▸ PROBLEM STATEMENT:
Check each line below for the word "контроль", and copy those that have it.

** begin **

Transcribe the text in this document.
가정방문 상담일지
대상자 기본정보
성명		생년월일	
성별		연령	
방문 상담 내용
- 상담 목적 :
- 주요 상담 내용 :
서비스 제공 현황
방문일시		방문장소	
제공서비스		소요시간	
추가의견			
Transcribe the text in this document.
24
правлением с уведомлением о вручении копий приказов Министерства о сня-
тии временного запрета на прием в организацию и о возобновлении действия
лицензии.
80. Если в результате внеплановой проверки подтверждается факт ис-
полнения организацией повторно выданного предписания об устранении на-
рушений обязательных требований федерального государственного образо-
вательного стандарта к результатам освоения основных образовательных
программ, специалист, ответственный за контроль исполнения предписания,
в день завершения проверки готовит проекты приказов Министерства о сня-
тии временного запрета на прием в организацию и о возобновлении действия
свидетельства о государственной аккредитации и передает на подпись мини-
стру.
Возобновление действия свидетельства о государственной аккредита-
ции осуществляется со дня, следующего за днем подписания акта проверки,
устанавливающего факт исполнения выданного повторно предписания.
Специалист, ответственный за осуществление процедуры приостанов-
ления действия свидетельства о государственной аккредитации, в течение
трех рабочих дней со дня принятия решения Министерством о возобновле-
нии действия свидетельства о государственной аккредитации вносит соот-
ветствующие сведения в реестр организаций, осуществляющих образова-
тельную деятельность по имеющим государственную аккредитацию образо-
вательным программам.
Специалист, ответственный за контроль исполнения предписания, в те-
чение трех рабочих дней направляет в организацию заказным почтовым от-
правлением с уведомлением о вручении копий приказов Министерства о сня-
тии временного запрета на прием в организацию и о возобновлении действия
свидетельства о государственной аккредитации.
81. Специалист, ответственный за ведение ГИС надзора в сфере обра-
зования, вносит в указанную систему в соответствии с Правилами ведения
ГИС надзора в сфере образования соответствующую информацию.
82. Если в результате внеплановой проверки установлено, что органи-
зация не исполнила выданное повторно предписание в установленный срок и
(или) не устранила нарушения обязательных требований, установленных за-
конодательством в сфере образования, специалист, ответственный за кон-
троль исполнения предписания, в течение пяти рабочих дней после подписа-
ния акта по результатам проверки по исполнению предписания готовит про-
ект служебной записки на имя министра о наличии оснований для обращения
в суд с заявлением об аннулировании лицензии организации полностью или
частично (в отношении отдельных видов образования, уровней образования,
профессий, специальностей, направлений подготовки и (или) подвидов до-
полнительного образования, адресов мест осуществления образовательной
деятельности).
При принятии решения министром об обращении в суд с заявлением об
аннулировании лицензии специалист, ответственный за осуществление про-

** end **

▸ COMPLETED TASK:
программ, специалист, ответственный за контроль исполнения предписания,
Специалист, ответственный за контроль исполнения предписания, в те-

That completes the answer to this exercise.